Collected data entries
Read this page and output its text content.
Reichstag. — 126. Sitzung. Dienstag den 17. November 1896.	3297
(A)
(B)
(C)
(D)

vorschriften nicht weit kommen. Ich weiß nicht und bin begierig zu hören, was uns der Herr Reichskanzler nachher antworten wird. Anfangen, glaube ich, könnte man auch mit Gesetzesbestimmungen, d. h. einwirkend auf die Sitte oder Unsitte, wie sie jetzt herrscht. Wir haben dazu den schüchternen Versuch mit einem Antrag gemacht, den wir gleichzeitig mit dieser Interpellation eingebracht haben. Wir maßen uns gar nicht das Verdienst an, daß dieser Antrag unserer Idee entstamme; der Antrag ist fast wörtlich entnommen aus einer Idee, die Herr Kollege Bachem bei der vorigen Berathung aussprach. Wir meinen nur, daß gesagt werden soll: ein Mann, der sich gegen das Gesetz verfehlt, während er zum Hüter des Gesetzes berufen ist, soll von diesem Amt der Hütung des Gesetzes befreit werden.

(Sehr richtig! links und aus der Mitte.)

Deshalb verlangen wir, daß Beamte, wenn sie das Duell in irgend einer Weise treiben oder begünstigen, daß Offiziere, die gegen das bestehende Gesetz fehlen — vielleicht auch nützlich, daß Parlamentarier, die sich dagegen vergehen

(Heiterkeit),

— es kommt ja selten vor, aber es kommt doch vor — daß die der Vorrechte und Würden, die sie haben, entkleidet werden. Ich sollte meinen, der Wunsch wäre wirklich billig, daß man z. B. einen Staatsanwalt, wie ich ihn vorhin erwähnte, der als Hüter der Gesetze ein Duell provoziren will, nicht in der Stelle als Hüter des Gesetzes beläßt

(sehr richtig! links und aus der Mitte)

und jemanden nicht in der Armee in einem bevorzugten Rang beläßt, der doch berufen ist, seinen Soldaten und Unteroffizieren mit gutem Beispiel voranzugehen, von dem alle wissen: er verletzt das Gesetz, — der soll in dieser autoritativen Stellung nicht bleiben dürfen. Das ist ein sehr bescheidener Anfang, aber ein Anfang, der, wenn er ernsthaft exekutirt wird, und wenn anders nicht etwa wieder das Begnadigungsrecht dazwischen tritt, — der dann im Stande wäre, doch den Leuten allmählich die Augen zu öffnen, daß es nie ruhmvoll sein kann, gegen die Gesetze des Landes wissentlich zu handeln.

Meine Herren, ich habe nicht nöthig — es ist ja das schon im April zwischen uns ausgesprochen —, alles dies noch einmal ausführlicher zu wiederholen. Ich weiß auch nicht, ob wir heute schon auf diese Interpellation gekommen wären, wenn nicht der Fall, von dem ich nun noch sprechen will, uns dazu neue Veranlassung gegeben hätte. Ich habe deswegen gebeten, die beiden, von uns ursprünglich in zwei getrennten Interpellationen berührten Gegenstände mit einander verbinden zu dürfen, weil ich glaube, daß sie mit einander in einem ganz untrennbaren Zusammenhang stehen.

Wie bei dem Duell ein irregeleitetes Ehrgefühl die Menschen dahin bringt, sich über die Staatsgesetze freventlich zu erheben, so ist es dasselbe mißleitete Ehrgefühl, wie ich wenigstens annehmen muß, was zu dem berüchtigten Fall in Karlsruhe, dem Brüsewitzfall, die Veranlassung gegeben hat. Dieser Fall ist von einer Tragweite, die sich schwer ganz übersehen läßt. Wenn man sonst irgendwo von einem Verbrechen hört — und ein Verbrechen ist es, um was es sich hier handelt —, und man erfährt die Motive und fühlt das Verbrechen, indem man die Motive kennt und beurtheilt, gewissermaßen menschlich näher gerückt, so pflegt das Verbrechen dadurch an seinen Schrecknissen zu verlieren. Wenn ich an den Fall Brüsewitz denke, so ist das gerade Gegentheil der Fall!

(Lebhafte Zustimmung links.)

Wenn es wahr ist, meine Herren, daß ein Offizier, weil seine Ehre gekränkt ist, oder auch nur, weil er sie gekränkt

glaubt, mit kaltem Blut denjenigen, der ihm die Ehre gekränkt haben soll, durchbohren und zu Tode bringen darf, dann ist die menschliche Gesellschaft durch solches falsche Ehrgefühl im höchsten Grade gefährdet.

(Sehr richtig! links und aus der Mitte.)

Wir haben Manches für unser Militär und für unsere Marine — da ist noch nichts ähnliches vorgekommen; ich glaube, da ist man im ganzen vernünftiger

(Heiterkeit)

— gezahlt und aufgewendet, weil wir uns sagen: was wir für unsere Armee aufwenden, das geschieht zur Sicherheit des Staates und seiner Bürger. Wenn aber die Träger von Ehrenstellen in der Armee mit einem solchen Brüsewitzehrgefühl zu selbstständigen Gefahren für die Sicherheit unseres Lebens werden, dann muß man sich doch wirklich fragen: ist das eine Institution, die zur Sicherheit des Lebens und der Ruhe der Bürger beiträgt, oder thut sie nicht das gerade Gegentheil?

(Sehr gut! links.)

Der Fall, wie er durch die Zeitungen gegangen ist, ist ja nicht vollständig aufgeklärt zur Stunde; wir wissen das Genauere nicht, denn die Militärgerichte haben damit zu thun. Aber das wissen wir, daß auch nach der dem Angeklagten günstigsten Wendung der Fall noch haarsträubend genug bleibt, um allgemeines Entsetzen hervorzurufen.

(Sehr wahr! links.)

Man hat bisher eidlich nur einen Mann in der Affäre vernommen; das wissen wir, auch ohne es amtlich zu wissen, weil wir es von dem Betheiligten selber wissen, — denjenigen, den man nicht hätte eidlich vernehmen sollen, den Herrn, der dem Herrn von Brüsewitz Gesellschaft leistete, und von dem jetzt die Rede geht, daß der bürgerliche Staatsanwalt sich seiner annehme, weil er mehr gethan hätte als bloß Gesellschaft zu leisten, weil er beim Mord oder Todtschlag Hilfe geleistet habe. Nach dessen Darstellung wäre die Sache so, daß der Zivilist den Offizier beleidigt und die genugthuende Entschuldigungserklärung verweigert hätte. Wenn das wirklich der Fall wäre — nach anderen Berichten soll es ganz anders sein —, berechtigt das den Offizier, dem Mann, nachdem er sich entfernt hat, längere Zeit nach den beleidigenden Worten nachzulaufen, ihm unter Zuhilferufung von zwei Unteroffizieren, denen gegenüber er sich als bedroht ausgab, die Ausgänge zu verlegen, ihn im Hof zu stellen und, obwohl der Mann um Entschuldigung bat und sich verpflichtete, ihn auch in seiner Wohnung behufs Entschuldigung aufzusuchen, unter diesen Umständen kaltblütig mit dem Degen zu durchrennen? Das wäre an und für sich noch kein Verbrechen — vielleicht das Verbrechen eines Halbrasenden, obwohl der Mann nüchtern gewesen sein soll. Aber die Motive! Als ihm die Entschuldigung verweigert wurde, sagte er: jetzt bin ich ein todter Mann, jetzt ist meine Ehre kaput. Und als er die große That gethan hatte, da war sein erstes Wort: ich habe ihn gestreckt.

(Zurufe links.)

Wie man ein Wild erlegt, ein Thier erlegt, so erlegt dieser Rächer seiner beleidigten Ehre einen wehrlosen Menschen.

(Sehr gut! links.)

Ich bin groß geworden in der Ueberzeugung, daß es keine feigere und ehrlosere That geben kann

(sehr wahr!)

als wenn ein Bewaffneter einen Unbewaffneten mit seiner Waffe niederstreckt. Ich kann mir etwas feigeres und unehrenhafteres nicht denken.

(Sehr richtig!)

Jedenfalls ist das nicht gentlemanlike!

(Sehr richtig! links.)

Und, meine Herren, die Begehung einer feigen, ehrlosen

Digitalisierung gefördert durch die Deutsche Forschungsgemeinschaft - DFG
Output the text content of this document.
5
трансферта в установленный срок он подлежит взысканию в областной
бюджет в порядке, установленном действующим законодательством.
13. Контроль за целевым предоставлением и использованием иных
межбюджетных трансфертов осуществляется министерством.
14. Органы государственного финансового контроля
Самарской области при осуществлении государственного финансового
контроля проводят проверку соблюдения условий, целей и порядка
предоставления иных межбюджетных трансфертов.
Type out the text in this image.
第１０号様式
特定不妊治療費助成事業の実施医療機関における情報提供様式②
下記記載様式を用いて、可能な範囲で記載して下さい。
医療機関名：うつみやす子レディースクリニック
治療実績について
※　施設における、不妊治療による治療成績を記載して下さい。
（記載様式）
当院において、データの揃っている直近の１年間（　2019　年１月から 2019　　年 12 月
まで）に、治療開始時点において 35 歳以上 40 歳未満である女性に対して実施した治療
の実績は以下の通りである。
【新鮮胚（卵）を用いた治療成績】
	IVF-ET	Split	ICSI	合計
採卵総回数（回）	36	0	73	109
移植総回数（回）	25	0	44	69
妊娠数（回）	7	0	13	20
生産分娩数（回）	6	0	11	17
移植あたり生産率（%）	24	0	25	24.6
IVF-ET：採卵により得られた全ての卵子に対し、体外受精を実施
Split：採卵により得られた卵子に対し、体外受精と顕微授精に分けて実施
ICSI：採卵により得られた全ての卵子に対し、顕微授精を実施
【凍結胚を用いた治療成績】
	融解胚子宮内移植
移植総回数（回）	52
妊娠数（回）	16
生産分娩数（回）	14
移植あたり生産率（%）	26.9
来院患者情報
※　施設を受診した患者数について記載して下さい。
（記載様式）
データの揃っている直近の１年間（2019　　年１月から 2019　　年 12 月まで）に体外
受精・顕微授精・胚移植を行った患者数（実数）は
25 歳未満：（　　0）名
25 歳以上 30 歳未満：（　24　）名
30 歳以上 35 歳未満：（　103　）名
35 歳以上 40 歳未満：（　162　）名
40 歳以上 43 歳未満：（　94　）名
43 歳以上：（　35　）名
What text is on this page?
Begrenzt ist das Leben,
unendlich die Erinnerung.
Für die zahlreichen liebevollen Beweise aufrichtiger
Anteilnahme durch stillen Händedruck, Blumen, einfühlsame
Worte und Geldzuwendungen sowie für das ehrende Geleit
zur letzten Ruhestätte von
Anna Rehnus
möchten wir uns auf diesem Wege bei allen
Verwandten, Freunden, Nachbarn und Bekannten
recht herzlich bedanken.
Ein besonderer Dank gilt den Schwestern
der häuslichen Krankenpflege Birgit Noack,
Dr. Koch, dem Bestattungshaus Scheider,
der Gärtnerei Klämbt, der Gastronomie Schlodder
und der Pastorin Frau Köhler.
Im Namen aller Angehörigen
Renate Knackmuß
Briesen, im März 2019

- [Aim of the task]: Which lines contain "ICSI"? Show each of them.

- [Reply]:
	IVF-ET	Split	ICSI	合計
ICSI：採卵により得られた全ての卵子に対し、顕微授精を実施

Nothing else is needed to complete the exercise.